[Excerpt from a dataset]
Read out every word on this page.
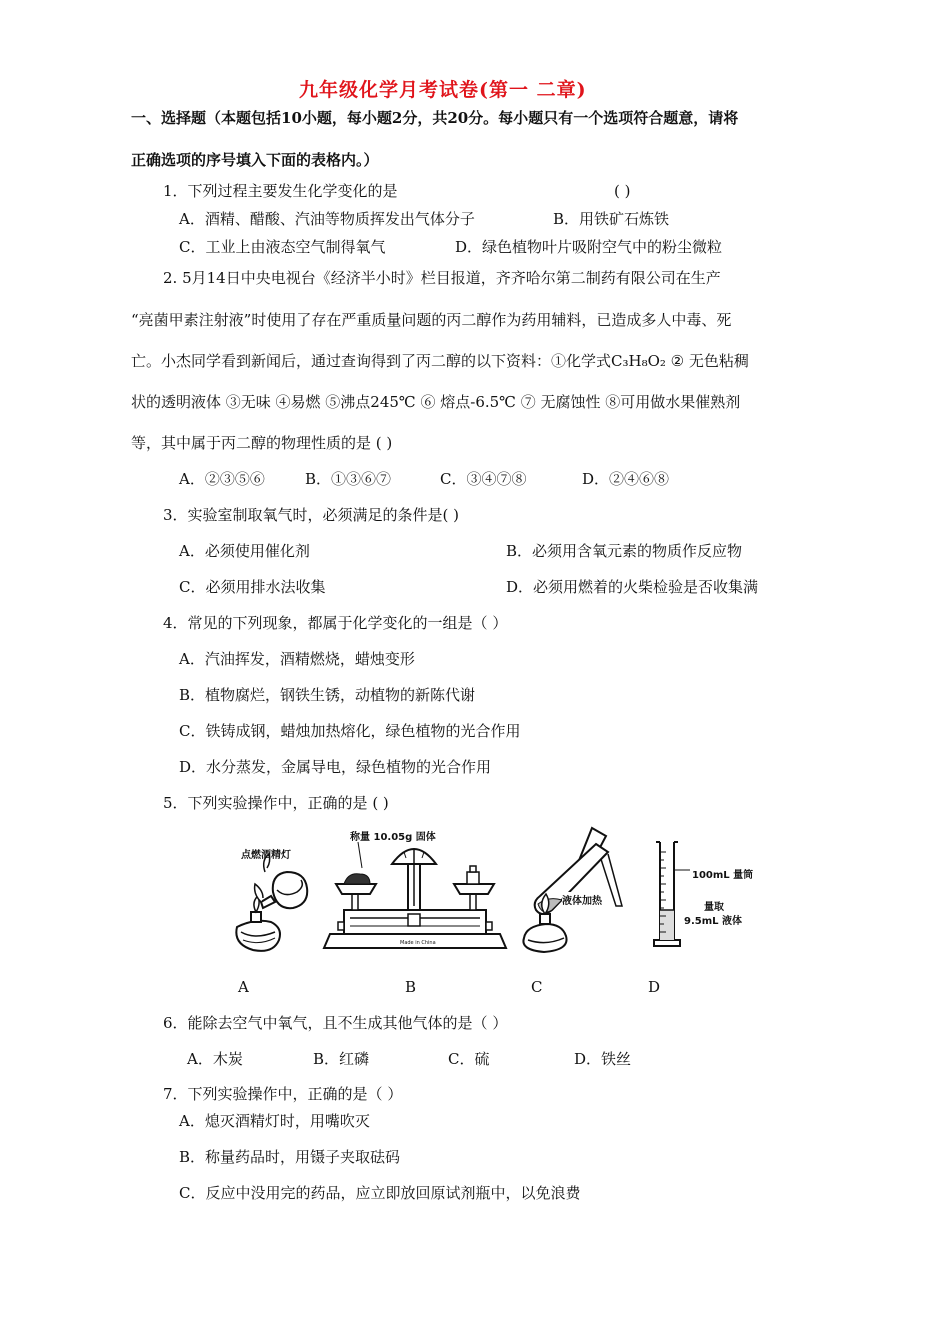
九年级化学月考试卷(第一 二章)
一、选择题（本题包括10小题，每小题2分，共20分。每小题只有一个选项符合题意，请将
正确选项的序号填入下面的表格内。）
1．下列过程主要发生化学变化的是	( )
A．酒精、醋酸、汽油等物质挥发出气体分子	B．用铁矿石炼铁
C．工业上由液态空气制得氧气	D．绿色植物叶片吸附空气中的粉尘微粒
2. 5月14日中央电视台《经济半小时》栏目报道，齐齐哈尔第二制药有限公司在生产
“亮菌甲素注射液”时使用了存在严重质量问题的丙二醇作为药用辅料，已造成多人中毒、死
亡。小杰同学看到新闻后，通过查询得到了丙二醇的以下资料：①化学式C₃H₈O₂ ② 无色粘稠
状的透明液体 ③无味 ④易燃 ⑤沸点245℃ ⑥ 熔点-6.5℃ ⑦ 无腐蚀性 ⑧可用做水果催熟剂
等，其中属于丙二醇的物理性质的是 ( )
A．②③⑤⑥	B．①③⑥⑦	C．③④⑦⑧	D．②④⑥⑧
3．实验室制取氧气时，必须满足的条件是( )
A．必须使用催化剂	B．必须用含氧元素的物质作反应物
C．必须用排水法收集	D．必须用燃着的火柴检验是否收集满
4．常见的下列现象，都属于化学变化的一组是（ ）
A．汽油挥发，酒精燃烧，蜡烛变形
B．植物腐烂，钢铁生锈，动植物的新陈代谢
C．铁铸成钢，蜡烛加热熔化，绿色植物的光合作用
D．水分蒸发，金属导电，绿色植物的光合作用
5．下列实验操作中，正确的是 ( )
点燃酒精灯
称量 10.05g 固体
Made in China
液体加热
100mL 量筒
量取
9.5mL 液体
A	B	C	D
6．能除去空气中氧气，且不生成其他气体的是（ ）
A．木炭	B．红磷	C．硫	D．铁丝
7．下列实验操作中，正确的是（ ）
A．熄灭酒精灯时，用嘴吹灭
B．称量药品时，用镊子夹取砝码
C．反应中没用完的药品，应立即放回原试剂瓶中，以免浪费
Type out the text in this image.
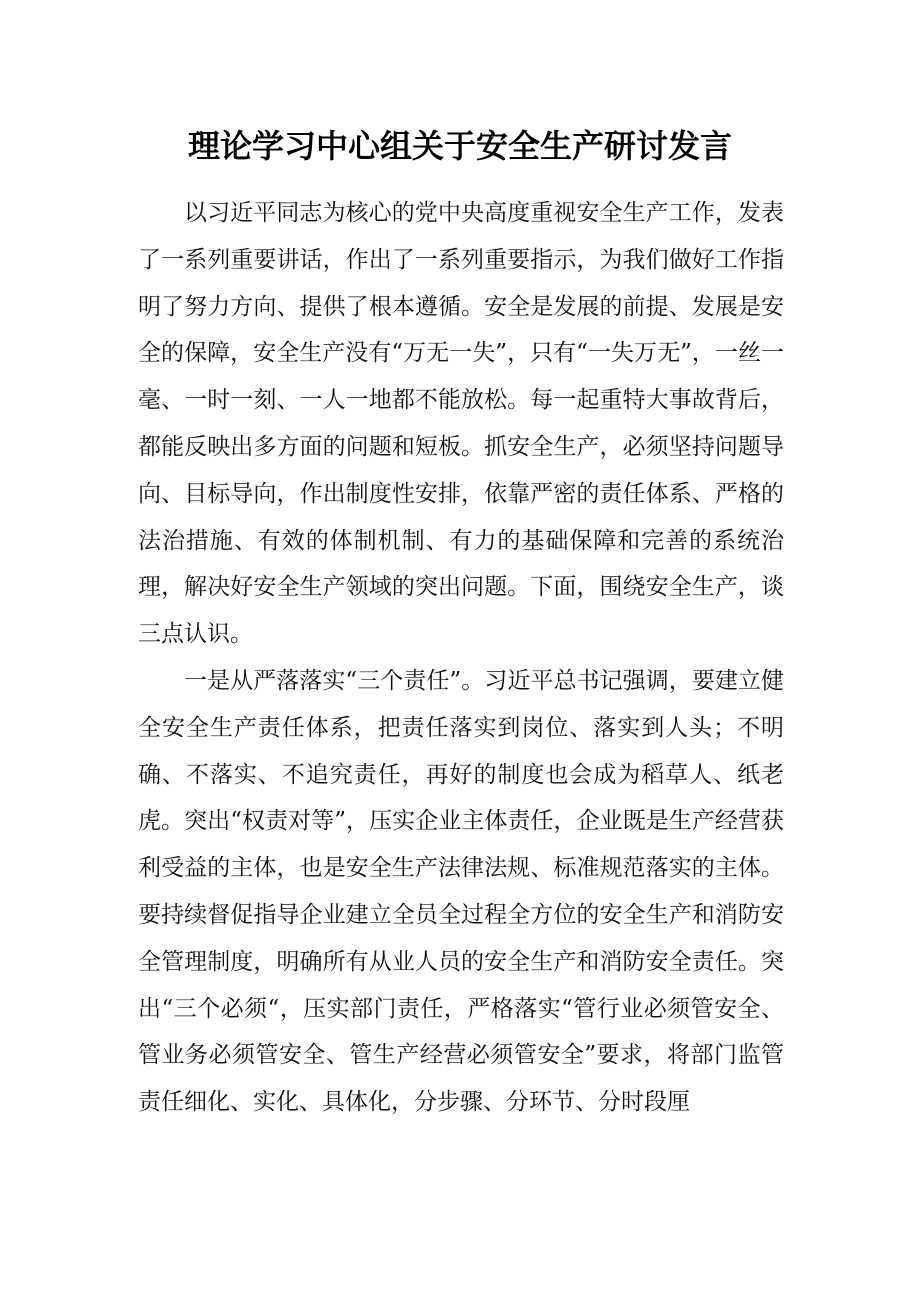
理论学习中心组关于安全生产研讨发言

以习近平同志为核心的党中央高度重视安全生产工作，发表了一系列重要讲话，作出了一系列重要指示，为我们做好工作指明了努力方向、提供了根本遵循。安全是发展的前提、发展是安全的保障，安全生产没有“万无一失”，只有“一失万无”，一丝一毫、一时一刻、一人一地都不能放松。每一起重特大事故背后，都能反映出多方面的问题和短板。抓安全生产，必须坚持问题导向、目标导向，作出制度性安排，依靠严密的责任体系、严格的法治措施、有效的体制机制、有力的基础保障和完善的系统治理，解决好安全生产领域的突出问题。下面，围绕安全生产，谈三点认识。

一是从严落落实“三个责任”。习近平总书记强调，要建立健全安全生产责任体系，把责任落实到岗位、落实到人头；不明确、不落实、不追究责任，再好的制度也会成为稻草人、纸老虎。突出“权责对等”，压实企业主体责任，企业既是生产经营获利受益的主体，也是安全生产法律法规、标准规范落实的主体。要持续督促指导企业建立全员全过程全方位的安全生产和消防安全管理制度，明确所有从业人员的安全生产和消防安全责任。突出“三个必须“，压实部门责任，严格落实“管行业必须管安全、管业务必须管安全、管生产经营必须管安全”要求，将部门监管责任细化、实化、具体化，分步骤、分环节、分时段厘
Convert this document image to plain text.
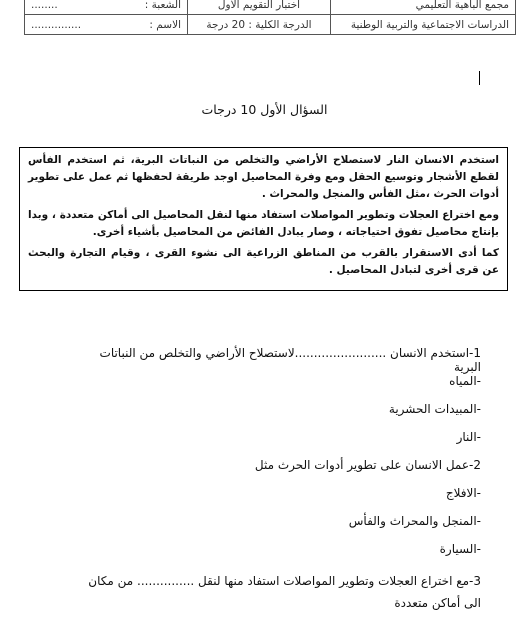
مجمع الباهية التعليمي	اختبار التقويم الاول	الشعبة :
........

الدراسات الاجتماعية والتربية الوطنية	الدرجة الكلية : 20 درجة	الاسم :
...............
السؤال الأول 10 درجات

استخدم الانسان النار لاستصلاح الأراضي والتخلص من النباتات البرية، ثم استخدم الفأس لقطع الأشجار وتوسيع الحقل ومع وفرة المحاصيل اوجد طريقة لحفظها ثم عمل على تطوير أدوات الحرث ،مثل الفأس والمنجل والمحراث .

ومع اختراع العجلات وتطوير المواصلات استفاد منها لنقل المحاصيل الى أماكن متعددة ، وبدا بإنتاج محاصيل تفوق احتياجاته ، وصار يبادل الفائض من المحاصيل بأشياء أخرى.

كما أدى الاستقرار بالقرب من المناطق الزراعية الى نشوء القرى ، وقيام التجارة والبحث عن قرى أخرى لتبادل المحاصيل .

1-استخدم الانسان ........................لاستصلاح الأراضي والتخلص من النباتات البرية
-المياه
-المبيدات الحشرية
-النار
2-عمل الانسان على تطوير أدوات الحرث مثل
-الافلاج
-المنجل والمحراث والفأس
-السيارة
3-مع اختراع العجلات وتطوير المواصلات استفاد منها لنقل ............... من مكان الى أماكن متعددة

YOUR TASK.
Write out every line above exactly as it is, leaving out the pictures.

FULL OUTPUT.
Read out every word on this page.
九年级化学月考试卷(第一 二章)
一、选择题（本题包括10小题，每小题2分，共20分。每小题只有一个选项符合题意，请将
正确选项的序号填入下面的表格内。）
1．下列过程主要发生化学变化的是	( )
A．酒精、醋酸、汽油等物质挥发出气体分子	B．用铁矿石炼铁
C．工业上由液态空气制得氧气	D．绿色植物叶片吸附空气中的粉尘微粒
2. 5月14日中央电视台《经济半小时》栏目报道，齐齐哈尔第二制药有限公司在生产
“亮菌甲素注射液”时使用了存在严重质量问题的丙二醇作为药用辅料，已造成多人中毒、死
亡。小杰同学看到新闻后，通过查询得到了丙二醇的以下资料：①化学式C₃H₈O₂ ② 无色粘稠
状的透明液体 ③无味 ④易燃 ⑤沸点245℃ ⑥ 熔点-6.5℃ ⑦ 无腐蚀性 ⑧可用做水果催熟剂
等，其中属于丙二醇的物理性质的是 ( )
A．②③⑤⑥	B．①③⑥⑦	C．③④⑦⑧	D．②④⑥⑧
3．实验室制取氧气时，必须满足的条件是( )
A．必须使用催化剂	B．必须用含氧元素的物质作反应物
C．必须用排水法收集	D．必须用燃着的火柴检验是否收集满
4．常见的下列现象，都属于化学变化的一组是（ ）
A．汽油挥发，酒精燃烧，蜡烛变形
B．植物腐烂，钢铁生锈，动植物的新陈代谢
C．铁铸成钢，蜡烛加热熔化，绿色植物的光合作用
D．水分蒸发，金属导电，绿色植物的光合作用
5．下列实验操作中，正确的是 ( )
点燃酒精灯
称量 10.05g 固体
Made in China
液体加热
100mL 量筒
量取
9.5mL 液体
A	B	C	D
6．能除去空气中氧气，且不生成其他气体的是（ ）
A．木炭	B．红磷	C．硫	D．铁丝
7．下列实验操作中，正确的是（ ）
A．熄灭酒精灯时，用嘴吹灭
B．称量药品时，用镊子夹取砝码
C．反应中没用完的药品，应立即放回原试剂瓶中，以免浪费
Type out the text in this image.
理论学习中心组关于安全生产研讨发言

以习近平同志为核心的党中央高度重视安全生产工作，发表了一系列重要讲话，作出了一系列重要指示，为我们做好工作指明了努力方向、提供了根本遵循。安全是发展的前提、发展是安全的保障，安全生产没有“万无一失”，只有“一失万无”，一丝一毫、一时一刻、一人一地都不能放松。每一起重特大事故背后，都能反映出多方面的问题和短板。抓安全生产，必须坚持问题导向、目标导向，作出制度性安排，依靠严密的责任体系、严格的法治措施、有效的体制机制、有力的基础保障和完善的系统治理，解决好安全生产领域的突出问题。下面，围绕安全生产，谈三点认识。

一是从严落落实“三个责任”。习近平总书记强调，要建立健全安全生产责任体系，把责任落实到岗位、落实到人头；不明确、不落实、不追究责任，再好的制度也会成为稻草人、纸老虎。突出“权责对等”，压实企业主体责任，企业既是生产经营获利受益的主体，也是安全生产法律法规、标准规范落实的主体。要持续督促指导企业建立全员全过程全方位的安全生产和消防安全管理制度，明确所有从业人员的安全生产和消防安全责任。突出“三个必须“，压实部门责任，严格落实“管行业必须管安全、管业务必须管安全、管生产经营必须管安全”要求，将部门监管责任细化、实化、具体化，分步骤、分环节、分时段厘
Convert this document image to plain text.
مجمع الباهية التعليمي	اختبار التقويم الاول	الشعبة :
........

الدراسات الاجتماعية والتربية الوطنية	الدرجة الكلية : 20 درجة	الاسم :
...............
السؤال الأول 10 درجات

استخدم الانسان النار لاستصلاح الأراضي والتخلص من النباتات البرية، ثم استخدم الفأس لقطع الأشجار وتوسيع الحقل ومع وفرة المحاصيل اوجد طريقة لحفظها ثم عمل على تطوير أدوات الحرث ،مثل الفأس والمنجل والمحراث .

ومع اختراع العجلات وتطوير المواصلات استفاد منها لنقل المحاصيل الى أماكن متعددة ، وبدا بإنتاج محاصيل تفوق احتياجاته ، وصار يبادل الفائض من المحاصيل بأشياء أخرى.

كما أدى الاستقرار بالقرب من المناطق الزراعية الى نشوء القرى ، وقيام التجارة والبحث عن قرى أخرى لتبادل المحاصيل .

1-استخدم الانسان ........................لاستصلاح الأراضي والتخلص من النباتات البرية
-المياه
-المبيدات الحشرية
-النار
2-عمل الانسان على تطوير أدوات الحرث مثل
-الافلاج
-المنجل والمحراث والفأس
-السيارة
3-مع اختراع العجلات وتطوير المواصلات استفاد منها لنقل ............... من مكان الى أماكن متعددة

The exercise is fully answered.